• _Extracted data_:

____________

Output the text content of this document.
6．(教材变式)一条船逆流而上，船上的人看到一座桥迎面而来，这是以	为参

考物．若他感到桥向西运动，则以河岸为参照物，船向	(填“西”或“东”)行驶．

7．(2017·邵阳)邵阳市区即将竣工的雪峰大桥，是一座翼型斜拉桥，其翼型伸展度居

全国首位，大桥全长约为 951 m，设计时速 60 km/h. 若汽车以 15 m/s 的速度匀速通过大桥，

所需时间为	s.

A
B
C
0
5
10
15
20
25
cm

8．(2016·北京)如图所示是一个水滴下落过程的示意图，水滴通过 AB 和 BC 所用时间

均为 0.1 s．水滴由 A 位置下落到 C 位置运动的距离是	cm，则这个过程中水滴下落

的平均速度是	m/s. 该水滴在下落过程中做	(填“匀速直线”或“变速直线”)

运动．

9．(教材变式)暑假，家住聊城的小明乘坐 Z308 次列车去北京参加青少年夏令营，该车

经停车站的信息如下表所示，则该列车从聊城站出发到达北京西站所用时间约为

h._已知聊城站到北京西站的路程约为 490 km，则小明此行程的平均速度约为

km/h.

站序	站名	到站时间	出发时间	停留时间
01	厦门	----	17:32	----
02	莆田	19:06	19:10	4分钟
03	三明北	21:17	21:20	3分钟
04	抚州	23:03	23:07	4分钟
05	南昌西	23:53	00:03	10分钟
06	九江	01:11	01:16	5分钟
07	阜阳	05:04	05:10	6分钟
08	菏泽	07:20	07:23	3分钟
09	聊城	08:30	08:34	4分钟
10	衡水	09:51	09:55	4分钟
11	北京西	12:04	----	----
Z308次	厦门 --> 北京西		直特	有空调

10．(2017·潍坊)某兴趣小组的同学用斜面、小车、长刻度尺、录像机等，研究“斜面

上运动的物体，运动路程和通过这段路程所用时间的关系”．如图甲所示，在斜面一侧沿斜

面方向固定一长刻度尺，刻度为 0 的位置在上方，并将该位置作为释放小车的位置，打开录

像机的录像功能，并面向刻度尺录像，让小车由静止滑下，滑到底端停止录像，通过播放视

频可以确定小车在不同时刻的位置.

____________

• _To be done_: Search the entries for the word "教材变式", then gather every line that has it.

• _Result_:
6．(教材变式)一条船逆流而上，船上的人看到一座桥迎面而来，这是以	为参
9．(教材变式)暑假，家住聊城的小明乘坐 Z308 次列车去北京参加青少年夏令营，该车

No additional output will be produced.